# Goal of the exercise
Please retype the data in full and exactly; the pictures are not part of the copy.

# Records shown

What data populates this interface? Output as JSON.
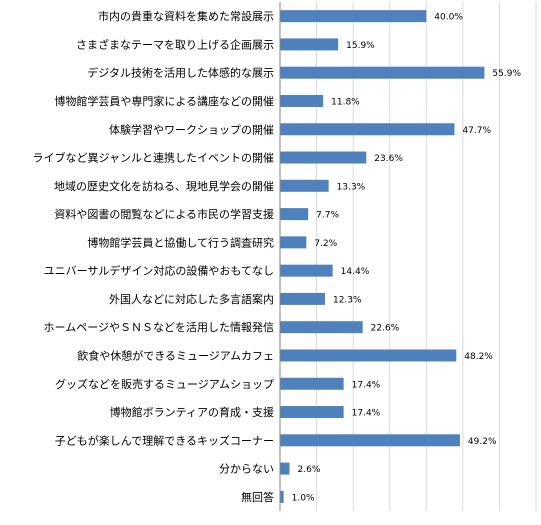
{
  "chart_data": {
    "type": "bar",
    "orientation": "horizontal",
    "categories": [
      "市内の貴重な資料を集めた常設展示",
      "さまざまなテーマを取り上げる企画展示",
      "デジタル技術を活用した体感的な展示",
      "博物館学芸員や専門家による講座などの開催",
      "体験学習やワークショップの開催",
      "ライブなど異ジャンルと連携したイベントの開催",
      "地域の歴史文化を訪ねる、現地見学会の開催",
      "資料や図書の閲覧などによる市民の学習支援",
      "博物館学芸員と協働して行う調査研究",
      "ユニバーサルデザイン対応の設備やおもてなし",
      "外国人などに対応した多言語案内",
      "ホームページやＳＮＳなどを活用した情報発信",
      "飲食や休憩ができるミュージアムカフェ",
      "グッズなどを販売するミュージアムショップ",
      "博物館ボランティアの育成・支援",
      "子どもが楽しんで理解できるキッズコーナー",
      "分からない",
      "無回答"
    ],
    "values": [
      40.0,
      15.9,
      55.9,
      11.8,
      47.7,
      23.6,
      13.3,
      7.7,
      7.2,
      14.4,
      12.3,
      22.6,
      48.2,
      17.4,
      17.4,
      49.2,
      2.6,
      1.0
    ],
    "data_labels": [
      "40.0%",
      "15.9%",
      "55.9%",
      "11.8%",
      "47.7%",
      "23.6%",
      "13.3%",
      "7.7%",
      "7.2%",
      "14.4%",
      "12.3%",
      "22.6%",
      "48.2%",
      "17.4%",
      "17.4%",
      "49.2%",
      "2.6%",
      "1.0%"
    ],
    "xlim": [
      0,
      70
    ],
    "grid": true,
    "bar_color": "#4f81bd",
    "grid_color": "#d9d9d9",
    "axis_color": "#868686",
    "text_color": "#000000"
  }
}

# Finished task
What data populates this interface? Output as JSON.
{
  "chart_data": {
    "type": "bar",
    "orientation": "horizontal",
    "categories": [
      "市内の貴重な資料を集めた常設展示",
      "さまざまなテーマを取り上げる企画展示",
      "デジタル技術を活用した体感的な展示",
      "博物館学芸員や専門家による講座などの開催",
      "体験学習やワークショップの開催",
      "ライブなど異ジャンルと連携したイベントの開催",
      "地域の歴史文化を訪ねる、現地見学会の開催",
      "資料や図書の閲覧などによる市民の学習支援",
      "博物館学芸員と協働して行う調査研究",
      "ユニバーサルデザイン対応の設備やおもてなし",
      "外国人などに対応した多言語案内",
      "ホームページやＳＮＳなどを活用した情報発信",
      "飲食や休憩ができるミュージアムカフェ",
      "グッズなどを販売するミュージアムショップ",
      "博物館ボランティアの育成・支援",
      "子どもが楽しんで理解できるキッズコーナー",
      "分からない",
      "無回答"
    ],
    "values": [
      40.0,
      15.9,
      55.9,
      11.8,
      47.7,
      23.6,
      13.3,
      7.7,
      7.2,
      14.4,
      12.3,
      22.6,
      48.2,
      17.4,
      17.4,
      49.2,
      2.6,
      1.0
    ],
    "data_labels": [
      "40.0%",
      "15.9%",
      "55.9%",
      "11.8%",
      "47.7%",
      "23.6%",
      "13.3%",
      "7.7%",
      "7.2%",
      "14.4%",
      "12.3%",
      "22.6%",
      "48.2%",
      "17.4%",
      "17.4%",
      "49.2%",
      "2.6%",
      "1.0%"
    ],
    "xlim": [
      0,
      70
    ],
    "grid": true,
    "bar_color": "#4f81bd",
    "grid_color": "#d9d9d9",
    "axis_color": "#868686",
    "text_color": "#000000"
  }
}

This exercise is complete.